**Extract provided**:
Also, that "Stars, stars, planets and stars" song is damn catchy.....
posted by Dorinda at 9:43 AM on October 13, 2015 [1 favorite]

For every awesome grown-up friendly Backyardigans jam there seems to be 100 kids’ songs like Dora The Explorer’s map song. A song that literally disintegrates at the end into, “I’m a map. I’m a map. I’m a map. I’m a map. I’m a maaaaaaaaaaap!”

posted by gottabefunky at 9:45 AM on October 13, 2015 [3 favorites]

I am shamelessly in love with most kids shows and Doc sits high upon my list of favorites. I keep telling my girlfriends to please have children asap so I can buy them all Doc merchandise. It's just a solid, sweet show and I'm glad it exists.
posted by Hermione Granger at 9:49 AM on October 13, 2015 [2 favorites]

We try to avoid TV so my daughter knows very little about Doc McStuffins beyond the fact that she appears on Pull-ups. But at the Disney store I noticed she's pretty much the only female character in the store who has what I'd consider an actual job.
posted by town of cats at 10:06 AM on October 13, 2015

My daughter, when she first saw Doc McStuffins called her "Doctor Anna", thinking it was the story of when Doctor Anna from Daniel Tiger's Neighborhood was a child. Which I thought was a great idea for a story as well.
posted by skynxnex at 10:34 AM on October 13, 2015 [3 favorites]

Dora is an abomination. There are things I could probably speak well of about the show, but they all get washed away by the characters breaking the fourth wall to ask my child to shout as loud as he can. Clearly, not a show written by someone who actually has kids and understands that sometimes we only let them watch kids shows to get 22 minutes of peace and fucking quiet.
posted by DirtyOldTown at 11:30 AM on October 13, 2015 [5 favorites]

My 4 year old son adores Doc McStuffins. He dislocated his elbow yesterday playing on the slide, and while we were at the Urgent Care waiting for the X-ray to rule out a radial head fracture, he was cuddling his stuffed dragon and whimpering "I feel better, so much better. . ." in an apparent attempt to use sympathetic magic to fix his arm.

When they turned his arm palm up for the x-ray, he screamed and then started to gigglesob with relief, because that maneuver had reduced the dislocation. He was fine after that. Unfortunately now he believes that the x-ray machine cures ouchies.

**Required action 1**:
List every username that appears in a "posted by" line in the comment thread.
**Required action 2**:
According to the comment thread, why does the 4-year-old son now believe that the x-ray machine cures ouchies?
**Required action 3**:
Copy the comment thread word for word from "My 4 year old" to "fix his arm.".

**Dataset entries**:
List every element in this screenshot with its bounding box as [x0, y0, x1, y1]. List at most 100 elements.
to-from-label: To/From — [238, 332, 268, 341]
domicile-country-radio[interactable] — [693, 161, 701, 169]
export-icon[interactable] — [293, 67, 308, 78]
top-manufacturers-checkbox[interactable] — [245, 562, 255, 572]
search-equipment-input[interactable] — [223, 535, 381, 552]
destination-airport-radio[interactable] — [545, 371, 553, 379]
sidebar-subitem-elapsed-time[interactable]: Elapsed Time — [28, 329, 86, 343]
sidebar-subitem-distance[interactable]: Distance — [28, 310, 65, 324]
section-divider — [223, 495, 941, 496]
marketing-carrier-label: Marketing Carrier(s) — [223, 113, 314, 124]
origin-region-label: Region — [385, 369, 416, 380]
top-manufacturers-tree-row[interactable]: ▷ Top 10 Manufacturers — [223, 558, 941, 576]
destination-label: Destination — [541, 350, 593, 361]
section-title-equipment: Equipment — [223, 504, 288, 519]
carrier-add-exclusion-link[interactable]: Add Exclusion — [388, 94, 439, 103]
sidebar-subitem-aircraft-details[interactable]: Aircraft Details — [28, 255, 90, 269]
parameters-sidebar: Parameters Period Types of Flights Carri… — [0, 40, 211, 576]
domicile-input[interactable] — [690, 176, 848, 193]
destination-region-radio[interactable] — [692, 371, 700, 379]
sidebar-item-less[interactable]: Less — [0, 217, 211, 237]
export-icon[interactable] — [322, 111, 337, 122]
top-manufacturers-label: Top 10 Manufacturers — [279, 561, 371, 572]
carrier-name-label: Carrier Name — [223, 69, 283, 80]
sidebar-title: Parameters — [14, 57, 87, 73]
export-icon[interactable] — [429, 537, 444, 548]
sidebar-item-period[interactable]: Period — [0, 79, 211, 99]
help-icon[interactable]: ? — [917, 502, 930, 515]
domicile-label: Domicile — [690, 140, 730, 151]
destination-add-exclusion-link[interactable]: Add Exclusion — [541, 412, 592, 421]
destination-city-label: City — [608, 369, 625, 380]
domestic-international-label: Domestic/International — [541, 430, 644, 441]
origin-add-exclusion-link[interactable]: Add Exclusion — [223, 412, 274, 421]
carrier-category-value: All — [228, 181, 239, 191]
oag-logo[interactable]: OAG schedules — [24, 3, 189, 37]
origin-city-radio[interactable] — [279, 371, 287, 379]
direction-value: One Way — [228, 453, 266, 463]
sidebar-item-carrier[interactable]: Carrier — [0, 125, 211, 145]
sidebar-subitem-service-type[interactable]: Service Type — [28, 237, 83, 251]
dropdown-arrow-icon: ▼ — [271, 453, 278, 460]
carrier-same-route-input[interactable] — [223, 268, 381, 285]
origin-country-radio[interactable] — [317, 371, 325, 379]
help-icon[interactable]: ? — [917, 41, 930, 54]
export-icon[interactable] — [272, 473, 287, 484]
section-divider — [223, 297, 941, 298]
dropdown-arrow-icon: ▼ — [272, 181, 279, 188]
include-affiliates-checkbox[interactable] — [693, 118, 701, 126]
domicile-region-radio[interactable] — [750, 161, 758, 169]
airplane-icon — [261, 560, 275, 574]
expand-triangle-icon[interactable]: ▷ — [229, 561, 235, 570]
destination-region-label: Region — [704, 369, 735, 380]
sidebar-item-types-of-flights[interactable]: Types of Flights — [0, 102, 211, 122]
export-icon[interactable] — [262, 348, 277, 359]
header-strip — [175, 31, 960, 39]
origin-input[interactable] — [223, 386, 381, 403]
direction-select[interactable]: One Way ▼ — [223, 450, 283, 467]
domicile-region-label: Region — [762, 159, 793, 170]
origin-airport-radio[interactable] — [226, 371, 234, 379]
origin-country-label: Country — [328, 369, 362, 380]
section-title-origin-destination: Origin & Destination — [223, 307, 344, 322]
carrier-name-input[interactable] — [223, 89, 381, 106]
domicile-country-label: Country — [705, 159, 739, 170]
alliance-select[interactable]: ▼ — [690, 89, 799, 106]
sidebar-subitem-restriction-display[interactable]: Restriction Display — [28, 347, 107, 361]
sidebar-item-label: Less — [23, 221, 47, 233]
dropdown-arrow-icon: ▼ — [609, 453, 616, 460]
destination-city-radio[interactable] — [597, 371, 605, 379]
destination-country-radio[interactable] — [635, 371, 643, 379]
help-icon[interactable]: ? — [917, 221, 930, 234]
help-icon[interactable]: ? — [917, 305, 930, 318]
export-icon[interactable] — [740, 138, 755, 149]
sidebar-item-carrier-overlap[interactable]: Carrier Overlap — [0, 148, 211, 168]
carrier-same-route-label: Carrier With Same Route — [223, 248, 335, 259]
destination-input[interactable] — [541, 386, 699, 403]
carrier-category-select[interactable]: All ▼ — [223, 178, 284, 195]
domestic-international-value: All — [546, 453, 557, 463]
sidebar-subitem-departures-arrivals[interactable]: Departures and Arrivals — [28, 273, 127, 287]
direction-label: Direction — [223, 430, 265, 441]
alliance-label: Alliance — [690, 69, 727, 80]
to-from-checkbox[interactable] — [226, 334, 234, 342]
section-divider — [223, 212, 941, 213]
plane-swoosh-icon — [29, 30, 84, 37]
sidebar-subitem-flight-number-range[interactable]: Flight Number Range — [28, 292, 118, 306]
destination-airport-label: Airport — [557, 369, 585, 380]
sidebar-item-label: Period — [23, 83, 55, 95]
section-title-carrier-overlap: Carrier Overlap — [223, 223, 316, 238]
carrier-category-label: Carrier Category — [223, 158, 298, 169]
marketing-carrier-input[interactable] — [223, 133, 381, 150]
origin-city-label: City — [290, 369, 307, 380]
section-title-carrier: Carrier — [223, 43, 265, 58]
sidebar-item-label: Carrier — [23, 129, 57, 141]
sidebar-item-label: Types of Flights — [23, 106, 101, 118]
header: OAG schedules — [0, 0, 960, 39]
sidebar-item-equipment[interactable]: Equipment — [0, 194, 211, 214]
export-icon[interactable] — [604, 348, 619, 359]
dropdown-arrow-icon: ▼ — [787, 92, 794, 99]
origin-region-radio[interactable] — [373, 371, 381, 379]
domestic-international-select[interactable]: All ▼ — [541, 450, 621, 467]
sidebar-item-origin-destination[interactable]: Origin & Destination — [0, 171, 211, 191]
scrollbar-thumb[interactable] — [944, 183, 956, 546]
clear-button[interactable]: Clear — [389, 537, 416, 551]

**Written solution 1**:
Dorinda, gottabefunky, Hermione Granger, town of cats, skynxnex, DirtyOldTown

**Written solution 2**:
When staff turned his arm palm up for the x-ray, that maneuver reduced his dislocated elbow. He screamed, then began to gigglesob with relief, and he was fine after that.

**Written solution 3**:
My 4 year old son adores Doc McStuffins. He dislocated his elbow yesterday playing on the slide, and while we were at the Urgent Care waiting for the X-ray to rule out a radial head fracture, he was cuddling his stuffed dragon and whimpering "I feel better, so much better. . ." in an apparent attempt to use sympathetic magic to fix his arm.